__Directive__. Read the data and repeat it in full, exactly.
----
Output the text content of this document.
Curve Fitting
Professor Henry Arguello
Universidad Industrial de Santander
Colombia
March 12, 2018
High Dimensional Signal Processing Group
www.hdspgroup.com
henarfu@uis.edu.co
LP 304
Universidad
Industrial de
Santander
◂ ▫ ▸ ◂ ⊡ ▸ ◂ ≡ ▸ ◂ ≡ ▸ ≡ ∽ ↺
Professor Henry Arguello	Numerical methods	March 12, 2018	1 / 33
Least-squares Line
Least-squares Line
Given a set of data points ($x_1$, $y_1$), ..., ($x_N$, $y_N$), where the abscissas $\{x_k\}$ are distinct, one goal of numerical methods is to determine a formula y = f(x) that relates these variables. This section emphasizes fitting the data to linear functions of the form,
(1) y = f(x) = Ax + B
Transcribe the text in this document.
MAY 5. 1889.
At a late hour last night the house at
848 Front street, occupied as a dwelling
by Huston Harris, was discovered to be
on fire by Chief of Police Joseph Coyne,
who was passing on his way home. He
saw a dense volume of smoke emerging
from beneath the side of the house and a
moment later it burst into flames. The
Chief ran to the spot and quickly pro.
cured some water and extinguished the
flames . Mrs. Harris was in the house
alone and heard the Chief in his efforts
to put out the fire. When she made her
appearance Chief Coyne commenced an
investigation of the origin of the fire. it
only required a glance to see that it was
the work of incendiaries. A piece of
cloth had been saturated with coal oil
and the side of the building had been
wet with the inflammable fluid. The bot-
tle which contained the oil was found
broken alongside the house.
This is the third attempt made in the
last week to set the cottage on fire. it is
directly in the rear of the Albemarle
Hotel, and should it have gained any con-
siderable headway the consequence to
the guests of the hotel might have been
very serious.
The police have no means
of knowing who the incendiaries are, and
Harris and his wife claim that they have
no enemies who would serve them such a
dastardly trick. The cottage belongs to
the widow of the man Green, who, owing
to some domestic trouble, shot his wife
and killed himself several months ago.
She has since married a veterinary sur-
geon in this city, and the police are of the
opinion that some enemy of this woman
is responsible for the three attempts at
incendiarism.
----
__Reply__.
Output the text content of this document.
Curve Fitting
Professor Henry Arguello
Universidad Industrial de Santander
Colombia
March 12, 2018
High Dimensional Signal Processing Group
www.hdspgroup.com
henarfu@uis.edu.co
LP 304
Universidad
Industrial de
Santander
◂ ▫ ▸ ◂ ⊡ ▸ ◂ ≡ ▸ ◂ ≡ ▸ ≡ ∽ ↺
Professor Henry Arguello	Numerical methods	March 12, 2018	1 / 33
Least-squares Line
Least-squares Line
Given a set of data points ($x_1$, $y_1$), ..., ($x_N$, $y_N$), where the abscissas $\{x_k\}$ are distinct, one goal of numerical methods is to determine a formula y = f(x) that relates these variables. This section emphasizes fitting the data to linear functions of the form,
(1) y = f(x) = Ax + B
Transcribe the text in this document.
MAY 5. 1889.
At a late hour last night the house at
848 Front street, occupied as a dwelling
by Huston Harris, was discovered to be
on fire by Chief of Police Joseph Coyne,
who was passing on his way home. He
saw a dense volume of smoke emerging
from beneath the side of the house and a
moment later it burst into flames. The
Chief ran to the spot and quickly pro.
cured some water and extinguished the
flames . Mrs. Harris was in the house
alone and heard the Chief in his efforts
to put out the fire. When she made her
appearance Chief Coyne commenced an
investigation of the origin of the fire. it
only required a glance to see that it was
the work of incendiaries. A piece of
cloth had been saturated with coal oil
and the side of the building had been
wet with the inflammable fluid. The bot-
tle which contained the oil was found
broken alongside the house.
This is the third attempt made in the
last week to set the cottage on fire. it is
directly in the rear of the Albemarle
Hotel, and should it have gained any con-
siderable headway the consequence to
the guests of the hotel might have been
very serious.
The police have no means
of knowing who the incendiaries are, and
Harris and his wife claim that they have
no enemies who would serve them such a
dastardly trick. The cottage belongs to
the widow of the man Green, who, owing
to some domestic trouble, shot his wife
and killed himself several months ago.
She has since married a veterinary sur-
geon in this city, and the police are of the
opinion that some enemy of this woman
is responsible for the three attempts at
incendiarism.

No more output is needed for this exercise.